» EXERCISE INPUT
• • • • •

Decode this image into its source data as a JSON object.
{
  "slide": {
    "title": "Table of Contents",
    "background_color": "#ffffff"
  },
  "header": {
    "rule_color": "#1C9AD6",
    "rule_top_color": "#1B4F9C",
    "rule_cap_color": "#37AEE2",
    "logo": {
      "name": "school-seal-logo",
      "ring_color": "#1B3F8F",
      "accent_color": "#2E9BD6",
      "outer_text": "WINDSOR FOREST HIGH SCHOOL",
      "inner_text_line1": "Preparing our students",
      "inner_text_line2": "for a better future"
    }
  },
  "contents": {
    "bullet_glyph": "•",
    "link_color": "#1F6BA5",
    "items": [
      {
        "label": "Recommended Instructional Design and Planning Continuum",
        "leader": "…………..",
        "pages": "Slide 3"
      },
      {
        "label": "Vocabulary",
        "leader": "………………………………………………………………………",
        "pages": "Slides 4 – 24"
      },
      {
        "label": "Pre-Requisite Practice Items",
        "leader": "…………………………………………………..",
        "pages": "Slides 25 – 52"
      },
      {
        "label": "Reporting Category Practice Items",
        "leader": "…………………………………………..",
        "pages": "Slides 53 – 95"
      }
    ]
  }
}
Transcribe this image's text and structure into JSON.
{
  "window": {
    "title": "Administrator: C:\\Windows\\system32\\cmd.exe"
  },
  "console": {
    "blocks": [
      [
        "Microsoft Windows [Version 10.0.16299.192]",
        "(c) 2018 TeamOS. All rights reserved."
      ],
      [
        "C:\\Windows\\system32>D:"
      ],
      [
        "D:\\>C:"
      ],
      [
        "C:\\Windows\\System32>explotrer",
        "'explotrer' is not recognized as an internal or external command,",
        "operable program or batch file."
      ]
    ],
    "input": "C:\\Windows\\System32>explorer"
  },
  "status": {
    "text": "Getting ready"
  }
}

• • • • •

» TASK
Reproduce all the records precisely.

» SOLUTION FOR THIS EXERCISE
Decode this image into its source data as a JSON object.
{
  "slide": {
    "title": "Table of Contents",
    "background_color": "#ffffff"
  },
  "header": {
    "rule_color": "#1C9AD6",
    "rule_top_color": "#1B4F9C",
    "rule_cap_color": "#37AEE2",
    "logo": {
      "name": "school-seal-logo",
      "ring_color": "#1B3F8F",
      "accent_color": "#2E9BD6",
      "outer_text": "WINDSOR FOREST HIGH SCHOOL",
      "inner_text_line1": "Preparing our students",
      "inner_text_line2": "for a better future"
    }
  },
  "contents": {
    "bullet_glyph": "•",
    "link_color": "#1F6BA5",
    "items": [
      {
        "label": "Recommended Instructional Design and Planning Continuum",
        "leader": "…………..",
        "pages": "Slide 3"
      },
      {
        "label": "Vocabulary",
        "leader": "………………………………………………………………………",
        "pages": "Slides 4 – 24"
      },
      {
        "label": "Pre-Requisite Practice Items",
        "leader": "…………………………………………………..",
        "pages": "Slides 25 – 52"
      },
      {
        "label": "Reporting Category Practice Items",
        "leader": "…………………………………………..",
        "pages": "Slides 53 – 95"
      }
    ]
  }
}
Transcribe this image's text and structure into JSON.
{
  "window": {
    "title": "Administrator: C:\\Windows\\system32\\cmd.exe"
  },
  "console": {
    "blocks": [
      [
        "Microsoft Windows [Version 10.0.16299.192]",
        "(c) 2018 TeamOS. All rights reserved."
      ],
      [
        "C:\\Windows\\system32>D:"
      ],
      [
        "D:\\>C:"
      ],
      [
        "C:\\Windows\\System32>explotrer",
        "'explotrer' is not recognized as an internal or external command,",
        "operable program or batch file."
      ]
    ],
    "input": "C:\\Windows\\System32>explorer"
  },
  "status": {
    "text": "Getting ready"
  }
}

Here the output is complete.